(Lines of data)
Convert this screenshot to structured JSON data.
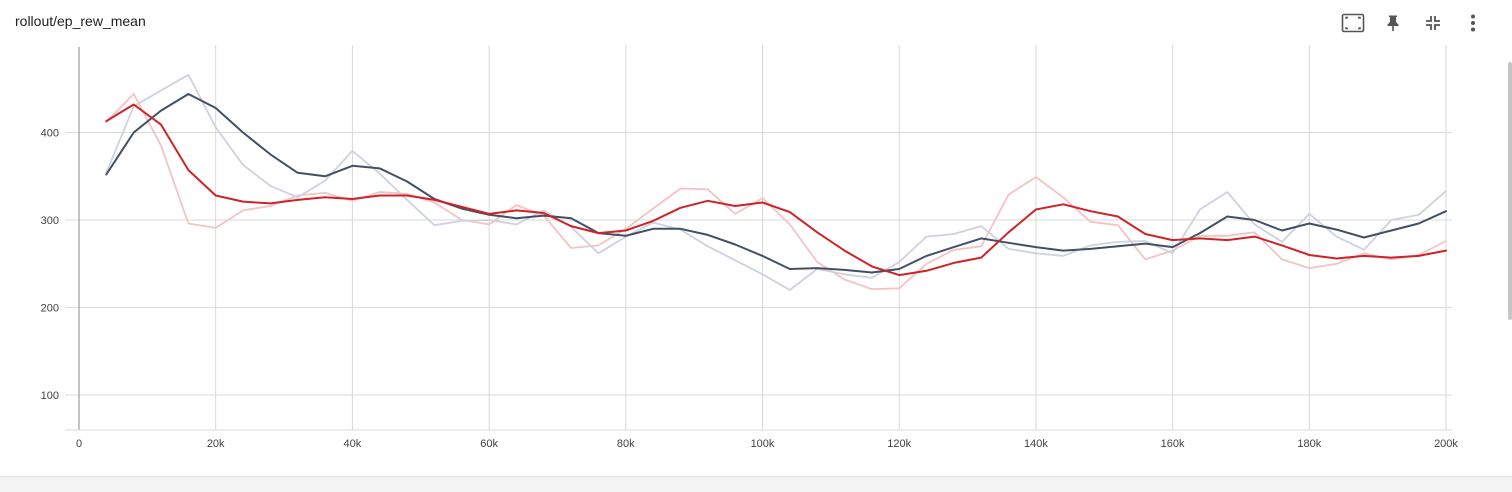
{
  "card": {
    "title": "rollout/ep_rew_mean"
  },
  "toolbar": {
    "icons": [
      "fit-domain-icon",
      "pin-icon",
      "collapse-icon",
      "more-vert-icon"
    ]
  },
  "chart_data": {
    "type": "line",
    "title": "rollout/ep_rew_mean",
    "xlabel": "",
    "ylabel": "",
    "xlim": [
      0,
      200000
    ],
    "ylim": [
      60,
      500
    ],
    "grid": true,
    "x_ticks": [
      {
        "value": 0,
        "label": "0"
      },
      {
        "value": 20000,
        "label": "20k"
      },
      {
        "value": 40000,
        "label": "40k"
      },
      {
        "value": 60000,
        "label": "60k"
      },
      {
        "value": 80000,
        "label": "80k"
      },
      {
        "value": 100000,
        "label": "100k"
      },
      {
        "value": 120000,
        "label": "120k"
      },
      {
        "value": 140000,
        "label": "140k"
      },
      {
        "value": 160000,
        "label": "160k"
      },
      {
        "value": 180000,
        "label": "180k"
      },
      {
        "value": 200000,
        "label": "200k"
      }
    ],
    "y_ticks": [
      {
        "value": 100,
        "label": "100"
      },
      {
        "value": 200,
        "label": "200"
      },
      {
        "value": 300,
        "label": "300"
      },
      {
        "value": 400,
        "label": "400"
      }
    ],
    "x": [
      4000,
      8000,
      12000,
      16000,
      20000,
      24000,
      28000,
      32000,
      36000,
      40000,
      44000,
      48000,
      52000,
      56000,
      60000,
      64000,
      68000,
      72000,
      76000,
      80000,
      84000,
      88000,
      92000,
      96000,
      100000,
      104000,
      108000,
      112000,
      116000,
      120000,
      124000,
      128000,
      132000,
      136000,
      140000,
      144000,
      148000,
      152000,
      156000,
      160000,
      164000,
      168000,
      172000,
      176000,
      180000,
      184000,
      188000,
      192000,
      196000,
      200000
    ],
    "series": [
      {
        "key": "red_raw",
        "color": "#f4c3c3",
        "width": 1.8,
        "values": [
          412,
          444,
          385,
          296,
          291,
          311,
          316,
          328,
          331,
          322,
          332,
          330,
          320,
          300,
          295,
          317,
          305,
          268,
          271,
          290,
          313,
          336,
          335,
          307,
          325,
          295,
          252,
          232,
          221,
          222,
          250,
          266,
          270,
          329,
          349,
          326,
          298,
          294,
          255,
          265,
          282,
          282,
          286,
          255,
          245,
          250,
          262,
          255,
          260,
          276
        ]
      },
      {
        "key": "navy_raw",
        "color": "#ced2df",
        "width": 1.8,
        "values": [
          354,
          430,
          448,
          466,
          406,
          363,
          339,
          326,
          345,
          379,
          353,
          323,
          294,
          299,
          300,
          295,
          311,
          292,
          262,
          281,
          297,
          289,
          270,
          254,
          238,
          220,
          244,
          238,
          234,
          252,
          281,
          284,
          293,
          267,
          262,
          259,
          271,
          275,
          276,
          262,
          312,
          332,
          295,
          275,
          307,
          281,
          266,
          300,
          306,
          333
        ]
      },
      {
        "key": "navy_smoothed",
        "color": "#425066",
        "width": 2,
        "values": [
          352,
          400,
          425,
          444,
          428,
          400,
          375,
          354,
          350,
          362,
          359,
          344,
          324,
          313,
          306,
          302,
          305,
          302,
          285,
          282,
          290,
          290,
          283,
          272,
          259,
          244,
          245,
          243,
          240,
          244,
          259,
          269,
          279,
          274,
          269,
          265,
          267,
          270,
          273,
          269,
          285,
          304,
          300,
          288,
          296,
          289,
          280,
          288,
          296,
          310
        ]
      },
      {
        "key": "red_smoothed",
        "color": "#cc2428",
        "width": 2,
        "values": [
          413,
          432,
          409,
          357,
          328,
          321,
          319,
          323,
          326,
          324,
          328,
          328,
          323,
          315,
          307,
          311,
          308,
          293,
          285,
          288,
          299,
          314,
          322,
          316,
          320,
          309,
          286,
          265,
          247,
          237,
          242,
          251,
          257,
          286,
          312,
          318,
          310,
          304,
          284,
          277,
          279,
          277,
          281,
          271,
          260,
          256,
          259,
          257,
          259,
          265
        ]
      }
    ]
  }
}
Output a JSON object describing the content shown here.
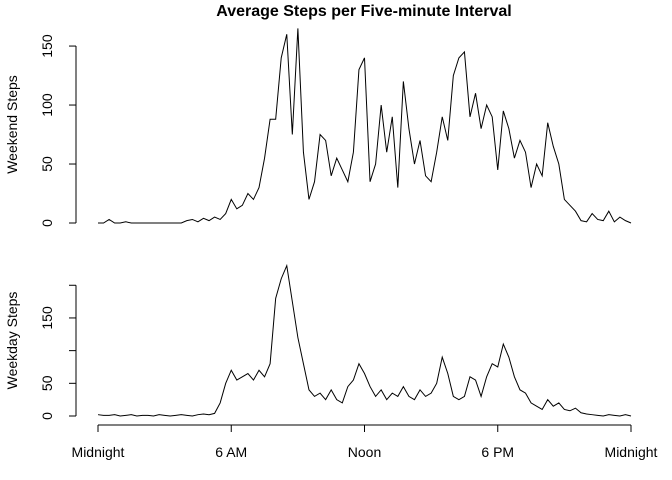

§ **Instructions for the task**:
Leave out the pictures and transcribe the entries above exactly.

§ **Response for this exercise**:
Convert this screenshot to structured JSON data.
{
  "card": {
    "title": "rollout/ep_rew_mean"
  },
  "toolbar": {
    "icons": [
      "fit-domain-icon",
      "pin-icon",
      "collapse-icon",
      "more-vert-icon"
    ]
  },
  "chart_data": {
    "type": "line",
    "title": "rollout/ep_rew_mean",
    "xlabel": "",
    "ylabel": "",
    "xlim": [
      0,
      200000
    ],
    "ylim": [
      60,
      500
    ],
    "grid": true,
    "x_ticks": [
      {
        "value": 0,
        "label": "0"
      },
      {
        "value": 20000,
        "label": "20k"
      },
      {
        "value": 40000,
        "label": "40k"
      },
      {
        "value": 60000,
        "label": "60k"
      },
      {
        "value": 80000,
        "label": "80k"
      },
      {
        "value": 100000,
        "label": "100k"
      },
      {
        "value": 120000,
        "label": "120k"
      },
      {
        "value": 140000,
        "label": "140k"
      },
      {
        "value": 160000,
        "label": "160k"
      },
      {
        "value": 180000,
        "label": "180k"
      },
      {
        "value": 200000,
        "label": "200k"
      }
    ],
    "y_ticks": [
      {
        "value": 100,
        "label": "100"
      },
      {
        "value": 200,
        "label": "200"
      },
      {
        "value": 300,
        "label": "300"
      },
      {
        "value": 400,
        "label": "400"
      }
    ],
    "x": [
      4000,
      8000,
      12000,
      16000,
      20000,
      24000,
      28000,
      32000,
      36000,
      40000,
      44000,
      48000,
      52000,
      56000,
      60000,
      64000,
      68000,
      72000,
      76000,
      80000,
      84000,
      88000,
      92000,
      96000,
      100000,
      104000,
      108000,
      112000,
      116000,
      120000,
      124000,
      128000,
      132000,
      136000,
      140000,
      144000,
      148000,
      152000,
      156000,
      160000,
      164000,
      168000,
      172000,
      176000,
      180000,
      184000,
      188000,
      192000,
      196000,
      200000
    ],
    "series": [
      {
        "key": "red_raw",
        "color": "#f4c3c3",
        "width": 1.8,
        "values": [
          412,
          444,
          385,
          296,
          291,
          311,
          316,
          328,
          331,
          322,
          332,
          330,
          320,
          300,
          295,
          317,
          305,
          268,
          271,
          290,
          313,
          336,
          335,
          307,
          325,
          295,
          252,
          232,
          221,
          222,
          250,
          266,
          270,
          329,
          349,
          326,
          298,
          294,
          255,
          265,
          282,
          282,
          286,
          255,
          245,
          250,
          262,
          255,
          260,
          276
        ]
      },
      {
        "key": "navy_raw",
        "color": "#ced2df",
        "width": 1.8,
        "values": [
          354,
          430,
          448,
          466,
          406,
          363,
          339,
          326,
          345,
          379,
          353,
          323,
          294,
          299,
          300,
          295,
          311,
          292,
          262,
          281,
          297,
          289,
          270,
          254,
          238,
          220,
          244,
          238,
          234,
          252,
          281,
          284,
          293,
          267,
          262,
          259,
          271,
          275,
          276,
          262,
          312,
          332,
          295,
          275,
          307,
          281,
          266,
          300,
          306,
          333
        ]
      },
      {
        "key": "navy_smoothed",
        "color": "#425066",
        "width": 2,
        "values": [
          352,
          400,
          425,
          444,
          428,
          400,
          375,
          354,
          350,
          362,
          359,
          344,
          324,
          313,
          306,
          302,
          305,
          302,
          285,
          282,
          290,
          290,
          283,
          272,
          259,
          244,
          245,
          243,
          240,
          244,
          259,
          269,
          279,
          274,
          269,
          265,
          267,
          270,
          273,
          269,
          285,
          304,
          300,
          288,
          296,
          289,
          280,
          288,
          296,
          310
        ]
      },
      {
        "key": "red_smoothed",
        "color": "#cc2428",
        "width": 2,
        "values": [
          413,
          432,
          409,
          357,
          328,
          321,
          319,
          323,
          326,
          324,
          328,
          328,
          323,
          315,
          307,
          311,
          308,
          293,
          285,
          288,
          299,
          314,
          322,
          316,
          320,
          309,
          286,
          265,
          247,
          237,
          242,
          251,
          257,
          286,
          312,
          318,
          310,
          304,
          284,
          277,
          279,
          277,
          281,
          271,
          260,
          256,
          259,
          257,
          259,
          265
        ]
      }
    ]
  }
}
Output a JSON object describing the content shown here.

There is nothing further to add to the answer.